>> START DOCUMENT SEGMENT
But is it inevitable that an over-large state must inevitably self-destruct in this way? Certainly our current governing class seems committed to effecting the systemic collapse of Britain’s administrative state by insisting on procedural over-engineering. But over in Argentina, Javier Milei has just been enthusiastically rewarded in the mid-terms after taking a ferocious chainsaw to his nation’s state bureaucracies and entitlements, in the name of national renewal. Further north, Donald Trump is currently taking a bulldozer literally to the White House, and also figuratively to American institutional norms, also in the name of renewal.
And in sharp contrast to the anaemic British managerial approach, both these leaders appear to be trying to solve the “red tape” problem by exiting the procedural paradigm altogether, in favour of one based on personal authority. Perhaps the most hotly contested such battlefield has been Trump’s programme of deporting undocumented migrants. His haters accuse him, generally accurately, of ignoring established procedure and just deporting people without redress. His supporters, meanwhile, point out (also accurately) that with an estimated 11 million undocumented migrants in the USA, giving each of these individuals his or her procedurally mandated day in court would cumulatively take so long that Trump, who promised mass deportations to his voters and has a maximum of three years left in office, is forced to choose between betraying his election promise and taking a bulldozer to the rules.
In other words: Trump faces a thicket of procedure not dissimilar to the one that confronts schools, prisons, and other public-sector organisations here in Britain — just on a still bigger scale. His solution, though, isn’t helpless surrender to entropy. Instead, he seems to be trying a controlled managerial demolition, legitimised by his personal charisma, such as it is.
Will it make America great again? There exists, it’s fair to say, a range of views on this. Nor is personal authority necessarily any guarantee of competence: those executing Trump’s political programme have already made their own cock-ups, enthusiastically documented by his haters. And yet it’s probably also fair to say that some in Britain are now watching bulldozers tear through White House walls, and ICE tear through unworkable immigration procedures, and wondering what we could do in Britain if only we tore up the rulebook.
Doing so would be unlikely to restore the world in which Gertrude Bell pursued her adventures. As Sir John Bagot Glubb gloomily pointed out, history doesn’t work like that. But it might at least make it possible to imagine some kind of future.
>> END DOCUMENT SEGMENT
>> START ENTRIES PROVIDED
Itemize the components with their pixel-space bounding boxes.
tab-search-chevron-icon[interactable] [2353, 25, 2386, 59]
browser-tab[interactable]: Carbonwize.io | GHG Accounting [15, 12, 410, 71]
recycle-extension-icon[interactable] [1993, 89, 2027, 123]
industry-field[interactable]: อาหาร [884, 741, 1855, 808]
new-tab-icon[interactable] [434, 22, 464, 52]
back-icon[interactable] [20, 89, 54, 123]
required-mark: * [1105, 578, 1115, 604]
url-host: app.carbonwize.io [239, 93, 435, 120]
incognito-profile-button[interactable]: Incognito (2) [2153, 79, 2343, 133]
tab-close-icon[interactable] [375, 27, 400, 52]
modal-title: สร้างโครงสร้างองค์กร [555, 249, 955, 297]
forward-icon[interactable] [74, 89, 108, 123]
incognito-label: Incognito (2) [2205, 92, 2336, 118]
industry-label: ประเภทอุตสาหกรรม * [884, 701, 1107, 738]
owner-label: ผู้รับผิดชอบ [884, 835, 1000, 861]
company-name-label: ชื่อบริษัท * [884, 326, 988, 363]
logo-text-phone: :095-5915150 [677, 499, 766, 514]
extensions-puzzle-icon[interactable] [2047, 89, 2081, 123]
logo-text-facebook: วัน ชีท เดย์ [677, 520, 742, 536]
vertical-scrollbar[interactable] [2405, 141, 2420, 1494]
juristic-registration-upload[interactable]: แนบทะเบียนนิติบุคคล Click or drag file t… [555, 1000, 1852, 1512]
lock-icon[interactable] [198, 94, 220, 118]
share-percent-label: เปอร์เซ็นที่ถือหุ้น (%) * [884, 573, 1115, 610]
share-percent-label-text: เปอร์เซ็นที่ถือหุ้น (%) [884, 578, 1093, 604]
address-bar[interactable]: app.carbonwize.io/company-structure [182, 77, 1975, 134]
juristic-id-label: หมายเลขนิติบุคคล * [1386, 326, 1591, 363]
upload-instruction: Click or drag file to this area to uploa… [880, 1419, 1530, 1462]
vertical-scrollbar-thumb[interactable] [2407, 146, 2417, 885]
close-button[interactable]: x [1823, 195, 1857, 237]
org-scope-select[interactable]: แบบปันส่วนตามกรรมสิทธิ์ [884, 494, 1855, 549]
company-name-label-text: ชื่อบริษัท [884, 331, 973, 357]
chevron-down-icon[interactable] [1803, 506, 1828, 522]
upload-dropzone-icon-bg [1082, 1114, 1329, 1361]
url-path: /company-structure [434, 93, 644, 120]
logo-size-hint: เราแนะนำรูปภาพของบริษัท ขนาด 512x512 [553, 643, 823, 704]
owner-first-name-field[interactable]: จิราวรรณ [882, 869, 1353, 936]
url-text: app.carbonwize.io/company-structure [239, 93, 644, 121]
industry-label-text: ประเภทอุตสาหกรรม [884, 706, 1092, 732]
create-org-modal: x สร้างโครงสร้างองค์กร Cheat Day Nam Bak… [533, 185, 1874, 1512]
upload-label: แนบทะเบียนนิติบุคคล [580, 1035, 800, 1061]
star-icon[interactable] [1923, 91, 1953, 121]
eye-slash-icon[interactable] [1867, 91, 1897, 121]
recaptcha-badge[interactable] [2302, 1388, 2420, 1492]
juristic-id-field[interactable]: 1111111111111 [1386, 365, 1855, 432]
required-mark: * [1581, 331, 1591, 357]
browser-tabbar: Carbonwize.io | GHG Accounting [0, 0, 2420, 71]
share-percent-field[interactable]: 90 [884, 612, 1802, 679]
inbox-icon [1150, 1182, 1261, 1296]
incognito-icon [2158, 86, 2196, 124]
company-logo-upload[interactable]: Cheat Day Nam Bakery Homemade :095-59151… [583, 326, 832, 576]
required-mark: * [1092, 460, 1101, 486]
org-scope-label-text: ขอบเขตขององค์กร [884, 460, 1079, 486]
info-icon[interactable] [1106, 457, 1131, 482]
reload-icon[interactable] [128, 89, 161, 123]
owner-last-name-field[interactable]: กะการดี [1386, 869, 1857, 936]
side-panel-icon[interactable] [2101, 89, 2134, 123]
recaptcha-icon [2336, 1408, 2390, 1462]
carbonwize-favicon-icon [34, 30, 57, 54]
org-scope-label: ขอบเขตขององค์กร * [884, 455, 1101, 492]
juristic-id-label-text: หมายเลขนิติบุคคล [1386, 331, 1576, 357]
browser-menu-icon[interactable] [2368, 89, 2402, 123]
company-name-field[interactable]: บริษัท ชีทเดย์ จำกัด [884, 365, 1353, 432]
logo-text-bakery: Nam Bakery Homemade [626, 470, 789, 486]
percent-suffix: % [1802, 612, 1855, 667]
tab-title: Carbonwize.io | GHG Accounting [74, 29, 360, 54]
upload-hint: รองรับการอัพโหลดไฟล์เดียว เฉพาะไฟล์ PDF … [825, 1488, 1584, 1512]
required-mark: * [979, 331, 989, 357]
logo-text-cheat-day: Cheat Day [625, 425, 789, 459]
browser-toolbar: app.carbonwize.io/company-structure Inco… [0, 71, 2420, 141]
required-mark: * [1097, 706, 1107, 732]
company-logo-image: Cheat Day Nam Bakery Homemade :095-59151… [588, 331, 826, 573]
>> END ENTRIES PROVIDED
> **THE REQUEST**: Repeat the stretch of the passage on state bureaucracy from "But is it inevitable" through "name of renewal.", swapping "chainsaw" for "hatchet". These items have no connection to the passage on state bureaucracy.

> **RESPONSE**:
But is it inevitable that an over-large state must inevitably self-destruct in this way? Certainly our current governing class seems committed to effecting the systemic collapse of Britain’s administrative state by insisting on procedural over-engineering. But over in Argentina, Javier Milei has just been enthusiastically rewarded in the mid-terms after taking a ferocious hatchet to his nation’s state bureaucracies and entitlements, in the name of national renewal. Further north, Donald Trump is currently taking a bulldozer literally to the White House, and also figuratively to American institutional norms, also in the name of renewal.